**Document passage:**

%%

El Chapulin Colorado

Everything About Fiction You Never Wanted to Know.

Oh, ¿y ahora quien podrá defendernos?
("Oh, and now... who could defend us?")

Más ágil que una tortuga.
Más fuerte que un ratón.
Más noble que una lechuga.
Su escudo es un corazón.
("More agile than a turtle. / Stronger than a mouse / Nobler than a lettuce / His emblem is a heart.")

Legendary Mexican Sitcom (and staple of popular culture) from the creator of El Chavo del Ocho (and most of same the cast) about the adventures of a Comedic Hero, whose name vaguely translates as The Red Cricket (The Crimson Grasshopper is more accurate, but sounds too serious given the context of the show), rescuing people who say his Phrase Catcher. Not that he is really that useful, or even helpful. But El Chapulín Colorado is well meaning and at least tries to help, so it's okay.

Unlike El Chavo, the adventures of El Chapulín happened in a wider range of places and even times. While most of his adventures were urban, there were a lot of episodes set in The Wild West, or against The Mafia, and even parodying monster movies. Or even against the third reich. The cast remained the same, but with the exception of Chapulín they changed roles every chapter (although in the more "themed" episodes some actors have recurring roles)

While not as popular as El Chavo, El Chapulín remains loved and well remembered. Despite its relatively cheap production values, it has very interesting ideas for a comedic show. It even pioneered the use of Chroma Key in Latin America.

Bumblebee Man, a recurring figure on The Simpsons, is essentially a Captain Ersatz of this character(and a Redundant Parody, the series itself is already a parody of super-hero shows). He was created because whenever the writers flipped through the channels, El Chapulin Colorado was always on (similar to how Bumblebee Man is always on television, at least when Krusty, Itchy and Scratchy aren't).

It ran from 1970 to 1993, in 291 episodes(41 of them are missing).

%%

**Entries shown:**
%%

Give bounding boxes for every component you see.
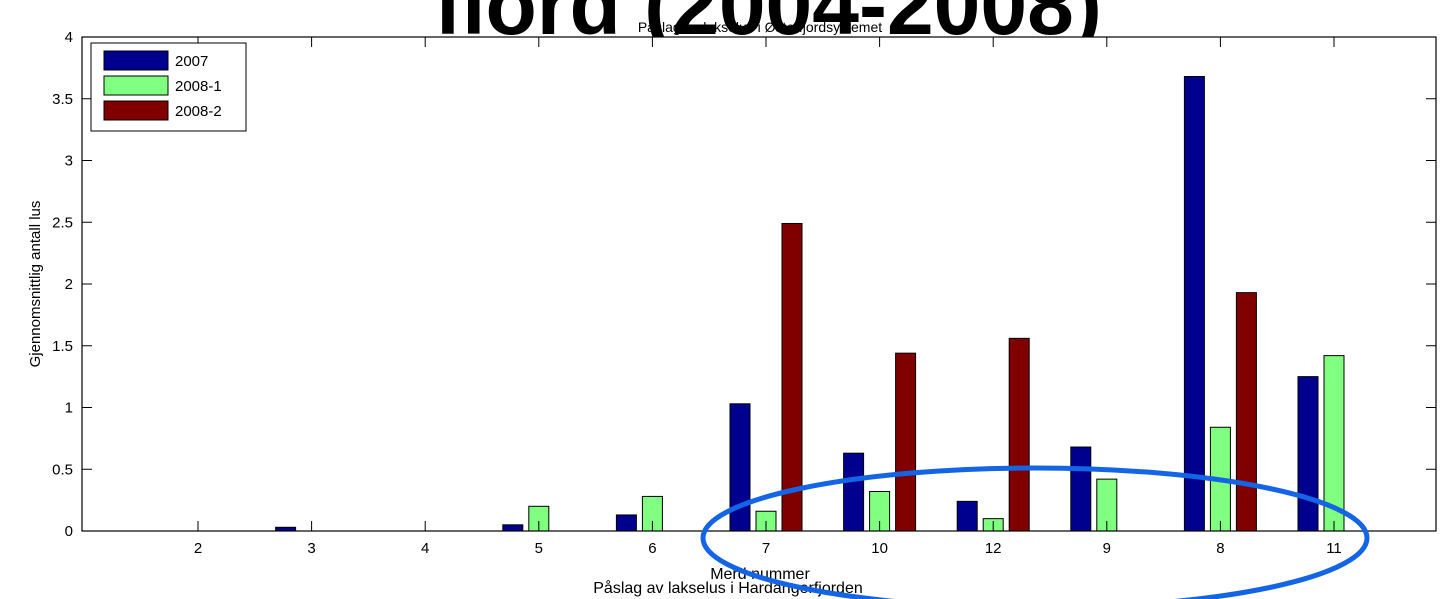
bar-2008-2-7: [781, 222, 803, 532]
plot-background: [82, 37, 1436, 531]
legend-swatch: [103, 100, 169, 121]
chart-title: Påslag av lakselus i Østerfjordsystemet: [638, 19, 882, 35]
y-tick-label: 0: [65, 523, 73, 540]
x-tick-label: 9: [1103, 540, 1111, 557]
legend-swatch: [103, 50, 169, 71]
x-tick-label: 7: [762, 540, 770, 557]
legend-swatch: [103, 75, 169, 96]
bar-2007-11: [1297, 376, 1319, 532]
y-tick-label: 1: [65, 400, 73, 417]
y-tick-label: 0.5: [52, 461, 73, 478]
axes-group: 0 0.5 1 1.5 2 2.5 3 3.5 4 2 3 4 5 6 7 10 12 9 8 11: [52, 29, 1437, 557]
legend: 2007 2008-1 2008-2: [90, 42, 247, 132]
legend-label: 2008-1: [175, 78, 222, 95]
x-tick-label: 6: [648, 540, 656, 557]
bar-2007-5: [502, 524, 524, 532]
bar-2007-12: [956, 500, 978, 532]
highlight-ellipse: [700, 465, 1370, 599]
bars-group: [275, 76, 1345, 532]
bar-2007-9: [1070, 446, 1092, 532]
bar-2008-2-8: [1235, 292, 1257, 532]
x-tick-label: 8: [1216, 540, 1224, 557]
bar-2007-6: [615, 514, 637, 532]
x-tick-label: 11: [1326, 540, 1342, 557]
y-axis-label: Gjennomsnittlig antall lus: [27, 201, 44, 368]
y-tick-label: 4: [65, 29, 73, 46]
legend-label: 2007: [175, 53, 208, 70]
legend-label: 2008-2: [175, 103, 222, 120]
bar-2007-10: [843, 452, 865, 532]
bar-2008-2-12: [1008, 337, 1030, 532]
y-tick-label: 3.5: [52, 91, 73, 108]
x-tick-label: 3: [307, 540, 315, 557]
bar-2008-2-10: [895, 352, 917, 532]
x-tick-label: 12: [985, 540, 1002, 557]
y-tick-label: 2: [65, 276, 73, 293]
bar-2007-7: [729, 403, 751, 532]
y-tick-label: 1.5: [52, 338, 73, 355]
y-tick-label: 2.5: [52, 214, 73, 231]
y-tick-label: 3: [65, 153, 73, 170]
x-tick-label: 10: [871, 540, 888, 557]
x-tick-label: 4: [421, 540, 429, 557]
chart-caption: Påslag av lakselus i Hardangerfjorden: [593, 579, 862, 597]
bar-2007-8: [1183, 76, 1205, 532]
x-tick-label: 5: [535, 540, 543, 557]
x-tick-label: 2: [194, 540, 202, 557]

%%
%%

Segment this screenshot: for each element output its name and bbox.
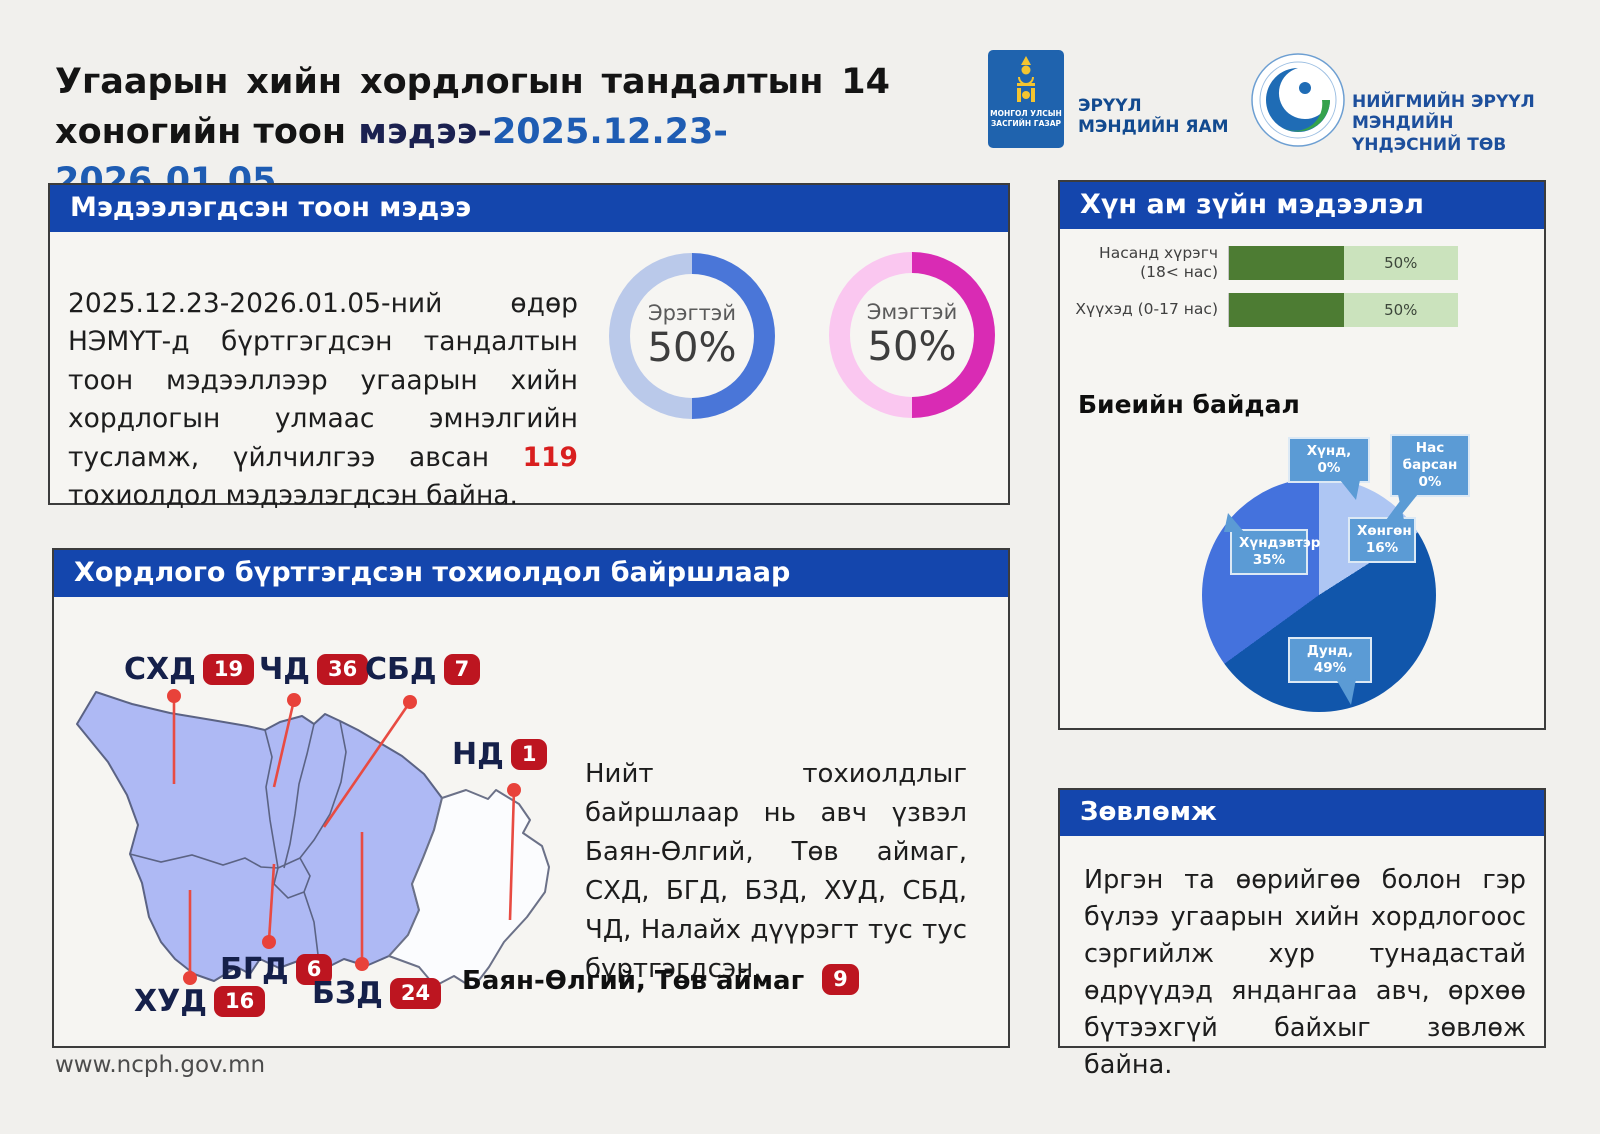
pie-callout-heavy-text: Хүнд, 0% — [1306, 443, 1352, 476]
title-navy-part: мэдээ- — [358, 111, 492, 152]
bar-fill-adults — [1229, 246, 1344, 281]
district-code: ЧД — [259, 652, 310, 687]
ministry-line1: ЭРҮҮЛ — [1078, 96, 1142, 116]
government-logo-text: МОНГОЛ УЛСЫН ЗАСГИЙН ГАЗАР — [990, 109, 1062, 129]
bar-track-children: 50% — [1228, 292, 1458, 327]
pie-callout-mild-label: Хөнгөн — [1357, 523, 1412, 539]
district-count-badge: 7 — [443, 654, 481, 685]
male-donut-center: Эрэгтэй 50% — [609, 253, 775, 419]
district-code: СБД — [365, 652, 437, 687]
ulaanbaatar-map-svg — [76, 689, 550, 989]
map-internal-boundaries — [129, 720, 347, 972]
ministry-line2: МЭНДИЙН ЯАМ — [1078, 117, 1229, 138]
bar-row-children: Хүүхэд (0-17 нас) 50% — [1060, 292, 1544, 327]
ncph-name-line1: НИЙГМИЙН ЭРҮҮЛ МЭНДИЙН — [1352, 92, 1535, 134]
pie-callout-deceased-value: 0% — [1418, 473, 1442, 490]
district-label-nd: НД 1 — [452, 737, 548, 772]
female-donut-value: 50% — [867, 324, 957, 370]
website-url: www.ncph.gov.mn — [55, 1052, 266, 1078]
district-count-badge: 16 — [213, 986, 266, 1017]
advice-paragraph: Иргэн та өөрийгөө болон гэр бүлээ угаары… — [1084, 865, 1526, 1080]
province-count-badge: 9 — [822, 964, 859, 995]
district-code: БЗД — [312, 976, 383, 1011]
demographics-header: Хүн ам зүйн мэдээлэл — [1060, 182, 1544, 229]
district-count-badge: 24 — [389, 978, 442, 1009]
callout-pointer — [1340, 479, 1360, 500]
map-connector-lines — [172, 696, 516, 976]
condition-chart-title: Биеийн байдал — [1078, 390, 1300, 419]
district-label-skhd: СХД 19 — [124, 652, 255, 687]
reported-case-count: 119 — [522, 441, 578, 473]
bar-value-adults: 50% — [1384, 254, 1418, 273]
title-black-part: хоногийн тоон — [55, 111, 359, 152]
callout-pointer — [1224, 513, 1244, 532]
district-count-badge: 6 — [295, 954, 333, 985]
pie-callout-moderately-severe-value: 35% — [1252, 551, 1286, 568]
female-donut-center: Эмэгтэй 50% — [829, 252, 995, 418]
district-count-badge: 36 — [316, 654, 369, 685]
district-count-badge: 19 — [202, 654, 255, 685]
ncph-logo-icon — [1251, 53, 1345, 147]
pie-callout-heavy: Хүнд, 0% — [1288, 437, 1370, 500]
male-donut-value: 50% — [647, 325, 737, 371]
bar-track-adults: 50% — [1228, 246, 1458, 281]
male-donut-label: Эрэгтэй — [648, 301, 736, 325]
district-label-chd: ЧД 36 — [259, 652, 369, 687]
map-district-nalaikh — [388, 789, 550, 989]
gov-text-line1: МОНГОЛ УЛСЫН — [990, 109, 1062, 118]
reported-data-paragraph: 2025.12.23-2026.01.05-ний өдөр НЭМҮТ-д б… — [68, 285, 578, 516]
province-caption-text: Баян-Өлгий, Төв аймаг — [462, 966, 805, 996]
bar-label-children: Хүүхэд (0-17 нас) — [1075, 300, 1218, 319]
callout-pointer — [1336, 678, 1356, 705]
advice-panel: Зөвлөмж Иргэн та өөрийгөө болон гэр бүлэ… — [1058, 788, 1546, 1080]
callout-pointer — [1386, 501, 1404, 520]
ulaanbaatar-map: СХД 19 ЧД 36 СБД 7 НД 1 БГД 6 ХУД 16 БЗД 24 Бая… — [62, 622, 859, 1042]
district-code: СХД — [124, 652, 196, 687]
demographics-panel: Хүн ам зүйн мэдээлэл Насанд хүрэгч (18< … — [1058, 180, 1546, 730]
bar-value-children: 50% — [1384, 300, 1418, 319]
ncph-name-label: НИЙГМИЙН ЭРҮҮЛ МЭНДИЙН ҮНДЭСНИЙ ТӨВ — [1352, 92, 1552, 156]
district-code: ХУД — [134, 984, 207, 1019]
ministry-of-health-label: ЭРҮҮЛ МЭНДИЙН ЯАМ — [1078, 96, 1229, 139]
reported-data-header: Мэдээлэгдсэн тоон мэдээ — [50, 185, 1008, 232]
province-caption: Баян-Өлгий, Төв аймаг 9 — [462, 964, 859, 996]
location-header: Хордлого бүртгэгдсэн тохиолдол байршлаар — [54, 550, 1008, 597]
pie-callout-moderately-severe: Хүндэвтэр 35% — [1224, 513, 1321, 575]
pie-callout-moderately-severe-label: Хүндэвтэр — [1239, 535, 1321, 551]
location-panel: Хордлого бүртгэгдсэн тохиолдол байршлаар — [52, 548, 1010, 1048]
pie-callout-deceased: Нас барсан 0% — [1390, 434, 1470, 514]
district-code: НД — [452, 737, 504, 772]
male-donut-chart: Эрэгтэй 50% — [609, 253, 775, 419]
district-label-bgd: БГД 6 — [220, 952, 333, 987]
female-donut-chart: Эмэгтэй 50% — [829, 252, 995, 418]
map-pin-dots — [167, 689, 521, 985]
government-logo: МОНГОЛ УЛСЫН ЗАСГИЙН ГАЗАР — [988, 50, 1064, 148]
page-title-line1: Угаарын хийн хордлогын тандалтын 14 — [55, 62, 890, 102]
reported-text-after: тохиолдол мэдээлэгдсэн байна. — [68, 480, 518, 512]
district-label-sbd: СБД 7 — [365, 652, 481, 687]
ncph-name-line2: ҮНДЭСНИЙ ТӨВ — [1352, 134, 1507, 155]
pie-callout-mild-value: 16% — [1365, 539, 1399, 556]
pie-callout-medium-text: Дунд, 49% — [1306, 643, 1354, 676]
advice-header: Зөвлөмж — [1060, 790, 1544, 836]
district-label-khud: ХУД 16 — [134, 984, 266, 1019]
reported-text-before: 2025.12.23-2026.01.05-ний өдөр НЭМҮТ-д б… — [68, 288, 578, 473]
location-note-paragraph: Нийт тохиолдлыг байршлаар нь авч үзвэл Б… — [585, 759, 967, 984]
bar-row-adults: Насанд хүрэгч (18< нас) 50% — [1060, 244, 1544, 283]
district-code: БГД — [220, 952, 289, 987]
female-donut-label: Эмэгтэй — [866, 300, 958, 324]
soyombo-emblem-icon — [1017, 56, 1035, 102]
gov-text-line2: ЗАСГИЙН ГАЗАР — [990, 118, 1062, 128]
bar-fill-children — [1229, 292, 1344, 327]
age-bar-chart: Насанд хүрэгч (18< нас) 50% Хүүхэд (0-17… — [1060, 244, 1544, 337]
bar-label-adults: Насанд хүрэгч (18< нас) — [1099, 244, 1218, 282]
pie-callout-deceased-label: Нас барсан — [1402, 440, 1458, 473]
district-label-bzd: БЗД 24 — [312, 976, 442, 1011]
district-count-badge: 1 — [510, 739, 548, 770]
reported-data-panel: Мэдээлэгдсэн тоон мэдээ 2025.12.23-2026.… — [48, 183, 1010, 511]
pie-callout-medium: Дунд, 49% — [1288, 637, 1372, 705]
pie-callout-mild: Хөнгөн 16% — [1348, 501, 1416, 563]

%%

**Given instruction:** Pick up the article about the Mexican sitcom El Chapulín Colorado after its last sentence and keep writing it.

**Output:**
Tropes used in El Chapulin Colorado include:
  • Affectionate Parody: of a superhero series, among others.
    • And then some: Creator Roberto Gómez Bolaños indicated repeatedly that for him a real hero was somebody like the Chapulín, who was knowingly weak, distracted, clumsy, cowardly and ugly, but who engaged in heroic actions anyway. It's been stated more than once in-show, on his cowardliness, that "courage is not the absence of fear, but the ability of facing your fears", which is essentially what Chapulín's heroic deeds amount to.
    • Not so much a parody than a take that against then established and famous superheroes, his description runs contrary to bragging about his abilities and instead, focuses on the ridiculousness of them; he is for example "nimbler than a turtle". Then during an episode, he throughly deconstructs the super-hero genre, by acting clumsily and being more harmful than helpful, even if in the end he saves the day.
  • All There in the Manual / Word of God: If you ever wondered, you will need to google to find references to a certain interview in order to learn about Chapulin's origin story. An agonizing scientist wanted to pick someone to give his top invention, the chiquitolina pills, he called upon people to meet him so he could choose to whom to give the pills. Chapulin was the only honest person that went, that's how he got his only real superpower.
  • Always Someone Better: Super Sam, a cross between Uncle Sam and Superman. (His main weapon was a bag of money he used to club bad guys, all with a cash register sound.)
  • Anti-Hero: Type I.
  • Ascended Extra: For most of the series, actor Horacio Gomez (incidentally the creator's brother) just played occasional bit parts with a couple of lines. In the last season, after two main cast members left, he became one of the principal actors, even though Gomez had always planned to be the show's marketing director, not an actor.
  • Banana Peel
  • Bragging Theme Tune: There is an extended version of his theme tune sung by Chespirito himself. In it, there's even a lyric where it says that Tarzan and Kaliman admire him and Batman and Superman ask forgiveness when facing him.
  • Brought to You by The Letter "S": The old Spanish letter CH on the hero's costume
  • Butt Monkey: Every non-villainous role Ramón Valdés played was this. In fact, pretty much every non-villain (the titular hero included) is prone to this.
  • Catch Phrase: A lot!
    • "¡No contaban con mi astucia!"; "They did not count on my cleverness!"
    • "Síganme los buenos!", "Good guys, follow me!"
      • A variation is used by recurring Big Bad, the pirate "Alma Negra / Black Soul": "Siganme los malos!", "Bad guys, follow me!".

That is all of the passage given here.